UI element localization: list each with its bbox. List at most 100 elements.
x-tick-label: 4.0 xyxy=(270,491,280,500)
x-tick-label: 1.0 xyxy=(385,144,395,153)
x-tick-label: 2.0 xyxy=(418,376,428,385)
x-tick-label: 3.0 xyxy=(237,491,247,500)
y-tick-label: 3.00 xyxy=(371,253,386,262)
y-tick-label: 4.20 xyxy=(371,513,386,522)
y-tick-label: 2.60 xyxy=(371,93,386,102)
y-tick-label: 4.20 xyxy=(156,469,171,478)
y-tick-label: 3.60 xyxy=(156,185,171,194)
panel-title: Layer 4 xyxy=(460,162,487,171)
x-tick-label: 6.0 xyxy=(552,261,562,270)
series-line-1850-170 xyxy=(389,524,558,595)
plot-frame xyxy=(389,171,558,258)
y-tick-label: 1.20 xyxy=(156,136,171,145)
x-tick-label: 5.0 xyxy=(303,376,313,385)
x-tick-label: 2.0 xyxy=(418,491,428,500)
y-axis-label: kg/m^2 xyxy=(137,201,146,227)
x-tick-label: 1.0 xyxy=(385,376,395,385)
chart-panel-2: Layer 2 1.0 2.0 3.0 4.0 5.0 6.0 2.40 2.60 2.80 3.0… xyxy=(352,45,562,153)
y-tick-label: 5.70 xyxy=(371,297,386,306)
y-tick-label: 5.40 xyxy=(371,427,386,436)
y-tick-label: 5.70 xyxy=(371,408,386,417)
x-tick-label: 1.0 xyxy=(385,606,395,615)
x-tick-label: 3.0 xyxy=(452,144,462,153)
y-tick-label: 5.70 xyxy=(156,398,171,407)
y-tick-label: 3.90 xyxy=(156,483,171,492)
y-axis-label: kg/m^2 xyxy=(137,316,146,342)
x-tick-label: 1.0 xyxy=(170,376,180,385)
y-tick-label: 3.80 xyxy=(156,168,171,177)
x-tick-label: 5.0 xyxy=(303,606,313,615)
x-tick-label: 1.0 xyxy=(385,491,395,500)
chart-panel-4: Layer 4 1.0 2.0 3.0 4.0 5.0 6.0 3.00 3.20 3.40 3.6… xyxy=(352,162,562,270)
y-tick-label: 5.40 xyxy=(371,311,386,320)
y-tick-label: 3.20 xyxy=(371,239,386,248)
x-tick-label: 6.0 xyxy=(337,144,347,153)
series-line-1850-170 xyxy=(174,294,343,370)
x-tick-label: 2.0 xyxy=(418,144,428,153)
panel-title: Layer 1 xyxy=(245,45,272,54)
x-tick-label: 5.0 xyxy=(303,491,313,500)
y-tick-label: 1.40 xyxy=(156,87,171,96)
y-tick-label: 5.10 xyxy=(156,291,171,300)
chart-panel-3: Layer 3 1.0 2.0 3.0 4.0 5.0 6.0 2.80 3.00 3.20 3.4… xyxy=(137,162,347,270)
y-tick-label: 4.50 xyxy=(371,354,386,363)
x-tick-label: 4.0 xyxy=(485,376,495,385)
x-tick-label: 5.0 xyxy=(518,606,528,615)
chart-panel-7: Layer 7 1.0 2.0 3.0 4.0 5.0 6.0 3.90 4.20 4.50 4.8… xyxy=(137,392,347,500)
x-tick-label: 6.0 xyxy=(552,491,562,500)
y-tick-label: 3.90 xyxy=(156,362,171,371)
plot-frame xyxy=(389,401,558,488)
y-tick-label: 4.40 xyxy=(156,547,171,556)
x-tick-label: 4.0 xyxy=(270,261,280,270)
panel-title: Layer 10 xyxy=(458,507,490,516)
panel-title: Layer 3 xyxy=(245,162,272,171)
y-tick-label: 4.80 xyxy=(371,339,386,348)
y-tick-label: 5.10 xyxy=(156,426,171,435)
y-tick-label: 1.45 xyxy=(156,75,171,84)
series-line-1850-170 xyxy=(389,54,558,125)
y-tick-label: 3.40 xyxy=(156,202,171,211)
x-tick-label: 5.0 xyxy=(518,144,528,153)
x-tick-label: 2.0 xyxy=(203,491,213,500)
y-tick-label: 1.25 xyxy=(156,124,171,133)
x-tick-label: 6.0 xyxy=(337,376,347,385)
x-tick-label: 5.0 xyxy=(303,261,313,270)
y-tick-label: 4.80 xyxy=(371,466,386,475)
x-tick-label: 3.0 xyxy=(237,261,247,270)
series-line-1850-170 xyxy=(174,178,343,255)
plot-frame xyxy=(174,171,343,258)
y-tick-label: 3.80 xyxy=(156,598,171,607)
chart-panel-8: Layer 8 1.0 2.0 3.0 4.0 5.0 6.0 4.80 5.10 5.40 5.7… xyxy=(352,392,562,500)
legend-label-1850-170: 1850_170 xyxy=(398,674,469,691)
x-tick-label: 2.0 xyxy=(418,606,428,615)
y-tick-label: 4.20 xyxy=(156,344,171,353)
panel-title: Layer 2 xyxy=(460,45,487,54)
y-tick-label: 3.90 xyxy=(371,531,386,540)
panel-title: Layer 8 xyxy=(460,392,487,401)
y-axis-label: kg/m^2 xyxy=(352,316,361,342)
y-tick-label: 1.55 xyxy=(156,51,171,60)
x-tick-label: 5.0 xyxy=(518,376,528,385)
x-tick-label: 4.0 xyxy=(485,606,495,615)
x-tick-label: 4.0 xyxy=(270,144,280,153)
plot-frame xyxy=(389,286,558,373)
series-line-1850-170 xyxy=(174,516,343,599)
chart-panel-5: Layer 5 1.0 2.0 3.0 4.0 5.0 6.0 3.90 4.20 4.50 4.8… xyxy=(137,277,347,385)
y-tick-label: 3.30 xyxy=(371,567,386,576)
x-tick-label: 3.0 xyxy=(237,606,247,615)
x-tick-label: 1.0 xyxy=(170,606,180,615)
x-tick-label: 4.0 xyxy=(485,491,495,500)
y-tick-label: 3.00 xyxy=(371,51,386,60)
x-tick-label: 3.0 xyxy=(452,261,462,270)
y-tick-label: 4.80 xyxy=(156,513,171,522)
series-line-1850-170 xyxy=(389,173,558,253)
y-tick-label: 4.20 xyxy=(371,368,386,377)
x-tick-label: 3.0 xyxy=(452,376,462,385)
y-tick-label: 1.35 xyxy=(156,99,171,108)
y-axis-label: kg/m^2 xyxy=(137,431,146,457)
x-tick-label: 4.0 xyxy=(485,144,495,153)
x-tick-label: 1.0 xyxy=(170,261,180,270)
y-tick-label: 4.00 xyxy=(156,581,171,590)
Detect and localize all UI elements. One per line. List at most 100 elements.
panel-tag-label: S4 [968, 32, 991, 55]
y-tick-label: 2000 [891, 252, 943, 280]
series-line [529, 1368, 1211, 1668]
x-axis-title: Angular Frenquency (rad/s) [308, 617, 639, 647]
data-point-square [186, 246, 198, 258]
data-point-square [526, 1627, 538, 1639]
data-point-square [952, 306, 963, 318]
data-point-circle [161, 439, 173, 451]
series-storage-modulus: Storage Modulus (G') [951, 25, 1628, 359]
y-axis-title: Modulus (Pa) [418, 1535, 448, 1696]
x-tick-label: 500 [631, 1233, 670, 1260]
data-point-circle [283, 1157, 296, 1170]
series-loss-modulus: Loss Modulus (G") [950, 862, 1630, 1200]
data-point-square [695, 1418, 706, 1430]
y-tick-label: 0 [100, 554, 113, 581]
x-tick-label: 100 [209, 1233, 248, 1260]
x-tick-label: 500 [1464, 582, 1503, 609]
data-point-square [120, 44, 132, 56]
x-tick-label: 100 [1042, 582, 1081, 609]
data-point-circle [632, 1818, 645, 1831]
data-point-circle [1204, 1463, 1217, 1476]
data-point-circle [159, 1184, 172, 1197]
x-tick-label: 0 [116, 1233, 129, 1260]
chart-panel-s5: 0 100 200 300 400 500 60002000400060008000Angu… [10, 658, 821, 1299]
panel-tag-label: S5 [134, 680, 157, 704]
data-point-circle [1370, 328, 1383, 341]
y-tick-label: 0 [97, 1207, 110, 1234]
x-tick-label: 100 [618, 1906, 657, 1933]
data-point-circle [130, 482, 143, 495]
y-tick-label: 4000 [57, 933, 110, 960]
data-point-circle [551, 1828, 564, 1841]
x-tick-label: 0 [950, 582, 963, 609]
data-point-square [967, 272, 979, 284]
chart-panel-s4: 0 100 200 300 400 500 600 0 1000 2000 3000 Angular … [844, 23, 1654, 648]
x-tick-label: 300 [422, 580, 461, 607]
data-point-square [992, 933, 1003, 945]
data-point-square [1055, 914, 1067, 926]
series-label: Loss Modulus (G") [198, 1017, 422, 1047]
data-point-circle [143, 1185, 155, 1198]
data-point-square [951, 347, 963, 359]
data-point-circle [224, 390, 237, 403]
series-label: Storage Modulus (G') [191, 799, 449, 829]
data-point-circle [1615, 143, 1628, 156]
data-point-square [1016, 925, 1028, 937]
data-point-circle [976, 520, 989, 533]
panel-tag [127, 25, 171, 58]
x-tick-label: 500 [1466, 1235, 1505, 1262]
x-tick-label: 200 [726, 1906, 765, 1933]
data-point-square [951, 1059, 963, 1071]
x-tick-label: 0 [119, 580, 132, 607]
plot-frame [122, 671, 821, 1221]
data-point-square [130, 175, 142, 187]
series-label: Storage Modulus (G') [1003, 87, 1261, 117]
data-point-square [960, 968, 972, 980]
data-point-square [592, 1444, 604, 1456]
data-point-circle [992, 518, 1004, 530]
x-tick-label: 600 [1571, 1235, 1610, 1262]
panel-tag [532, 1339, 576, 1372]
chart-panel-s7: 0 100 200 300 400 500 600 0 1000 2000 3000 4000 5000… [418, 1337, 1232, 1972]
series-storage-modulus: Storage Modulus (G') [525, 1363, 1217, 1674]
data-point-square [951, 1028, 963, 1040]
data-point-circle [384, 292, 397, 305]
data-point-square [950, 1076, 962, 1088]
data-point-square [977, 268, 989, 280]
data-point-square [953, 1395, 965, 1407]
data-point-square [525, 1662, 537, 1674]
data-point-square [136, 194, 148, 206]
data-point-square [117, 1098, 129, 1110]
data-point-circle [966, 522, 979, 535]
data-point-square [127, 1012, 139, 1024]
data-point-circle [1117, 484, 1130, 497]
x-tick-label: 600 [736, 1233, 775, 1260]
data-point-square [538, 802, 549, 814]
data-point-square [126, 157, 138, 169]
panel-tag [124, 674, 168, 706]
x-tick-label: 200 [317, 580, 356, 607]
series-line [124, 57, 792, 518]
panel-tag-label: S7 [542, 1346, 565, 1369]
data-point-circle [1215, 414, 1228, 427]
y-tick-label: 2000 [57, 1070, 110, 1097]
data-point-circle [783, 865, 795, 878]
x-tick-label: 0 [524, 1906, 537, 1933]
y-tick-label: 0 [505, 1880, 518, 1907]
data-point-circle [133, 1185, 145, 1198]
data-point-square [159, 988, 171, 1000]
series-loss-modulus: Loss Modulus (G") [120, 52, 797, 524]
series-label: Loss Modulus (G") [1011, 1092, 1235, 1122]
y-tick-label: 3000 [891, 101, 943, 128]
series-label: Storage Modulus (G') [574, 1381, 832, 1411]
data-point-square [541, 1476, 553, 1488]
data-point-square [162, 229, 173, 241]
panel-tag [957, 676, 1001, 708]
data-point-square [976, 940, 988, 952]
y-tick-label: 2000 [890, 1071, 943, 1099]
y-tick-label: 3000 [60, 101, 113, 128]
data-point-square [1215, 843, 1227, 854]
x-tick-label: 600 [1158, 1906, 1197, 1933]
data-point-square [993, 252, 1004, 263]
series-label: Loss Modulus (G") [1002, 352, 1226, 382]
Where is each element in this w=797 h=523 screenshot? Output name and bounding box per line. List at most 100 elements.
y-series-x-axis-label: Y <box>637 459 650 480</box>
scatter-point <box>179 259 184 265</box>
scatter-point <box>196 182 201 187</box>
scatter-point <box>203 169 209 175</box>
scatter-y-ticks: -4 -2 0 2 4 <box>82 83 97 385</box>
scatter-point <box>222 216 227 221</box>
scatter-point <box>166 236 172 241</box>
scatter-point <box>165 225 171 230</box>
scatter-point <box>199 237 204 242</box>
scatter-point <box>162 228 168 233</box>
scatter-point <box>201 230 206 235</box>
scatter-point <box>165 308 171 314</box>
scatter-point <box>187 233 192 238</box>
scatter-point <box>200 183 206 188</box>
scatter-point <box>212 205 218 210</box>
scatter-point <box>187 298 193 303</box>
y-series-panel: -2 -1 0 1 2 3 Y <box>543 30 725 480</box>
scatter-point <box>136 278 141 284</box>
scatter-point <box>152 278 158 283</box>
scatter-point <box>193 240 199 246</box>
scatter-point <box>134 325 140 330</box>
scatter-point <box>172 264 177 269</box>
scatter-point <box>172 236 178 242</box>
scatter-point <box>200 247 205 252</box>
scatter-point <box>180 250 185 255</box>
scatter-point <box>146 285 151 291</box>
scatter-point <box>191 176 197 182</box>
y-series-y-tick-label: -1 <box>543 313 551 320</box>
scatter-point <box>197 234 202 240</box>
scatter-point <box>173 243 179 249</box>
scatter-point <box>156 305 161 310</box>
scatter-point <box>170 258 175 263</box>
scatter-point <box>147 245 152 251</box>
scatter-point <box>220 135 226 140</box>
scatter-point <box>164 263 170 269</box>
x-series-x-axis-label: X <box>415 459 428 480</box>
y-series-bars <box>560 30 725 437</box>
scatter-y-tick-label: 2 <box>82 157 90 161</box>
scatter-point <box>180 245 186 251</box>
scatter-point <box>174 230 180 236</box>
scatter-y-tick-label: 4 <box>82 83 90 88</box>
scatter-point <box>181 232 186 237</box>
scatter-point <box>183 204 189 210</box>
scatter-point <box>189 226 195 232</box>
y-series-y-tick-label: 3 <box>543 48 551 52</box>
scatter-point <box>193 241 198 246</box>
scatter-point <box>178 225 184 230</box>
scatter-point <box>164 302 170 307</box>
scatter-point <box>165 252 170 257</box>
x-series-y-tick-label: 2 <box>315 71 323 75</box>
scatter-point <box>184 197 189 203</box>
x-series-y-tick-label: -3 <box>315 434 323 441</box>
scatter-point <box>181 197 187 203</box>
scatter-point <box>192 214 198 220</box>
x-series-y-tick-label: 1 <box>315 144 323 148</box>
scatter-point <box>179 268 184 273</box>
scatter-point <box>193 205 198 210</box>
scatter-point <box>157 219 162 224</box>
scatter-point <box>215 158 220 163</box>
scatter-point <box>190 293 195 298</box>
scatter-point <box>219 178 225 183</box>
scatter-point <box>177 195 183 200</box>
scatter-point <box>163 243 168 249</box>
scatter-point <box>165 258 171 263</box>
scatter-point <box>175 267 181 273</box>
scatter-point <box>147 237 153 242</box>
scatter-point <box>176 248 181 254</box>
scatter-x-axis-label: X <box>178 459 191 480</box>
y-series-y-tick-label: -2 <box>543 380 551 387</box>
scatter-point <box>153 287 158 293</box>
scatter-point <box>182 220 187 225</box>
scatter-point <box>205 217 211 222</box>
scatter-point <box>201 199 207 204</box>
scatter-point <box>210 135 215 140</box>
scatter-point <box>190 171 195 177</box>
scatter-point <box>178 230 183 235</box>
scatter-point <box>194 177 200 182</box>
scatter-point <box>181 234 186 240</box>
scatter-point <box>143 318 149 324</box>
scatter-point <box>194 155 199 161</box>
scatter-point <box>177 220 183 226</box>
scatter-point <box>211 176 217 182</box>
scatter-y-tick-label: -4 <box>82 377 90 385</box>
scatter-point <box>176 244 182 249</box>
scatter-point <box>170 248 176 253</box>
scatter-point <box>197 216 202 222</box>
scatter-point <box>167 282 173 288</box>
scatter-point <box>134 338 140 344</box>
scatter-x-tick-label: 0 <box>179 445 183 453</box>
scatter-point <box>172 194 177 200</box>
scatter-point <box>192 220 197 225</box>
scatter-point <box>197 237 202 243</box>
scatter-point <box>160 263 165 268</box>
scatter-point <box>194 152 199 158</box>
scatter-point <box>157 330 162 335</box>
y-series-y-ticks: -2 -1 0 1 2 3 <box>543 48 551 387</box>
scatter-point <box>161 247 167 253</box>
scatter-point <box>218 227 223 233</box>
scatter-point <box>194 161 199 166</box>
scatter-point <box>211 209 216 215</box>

* * * * * * * * *

● **What the task requires**: Find each row above that contains `ticks`, matching case, and copy those rows in full.

● **Solved exercise**:
scatter-y-ticks: -4 -2 0 2 4 <box>82 83 97 385</box>
y-series-y-ticks: -2 -1 0 1 2 3 <box>543 48 551 387</box>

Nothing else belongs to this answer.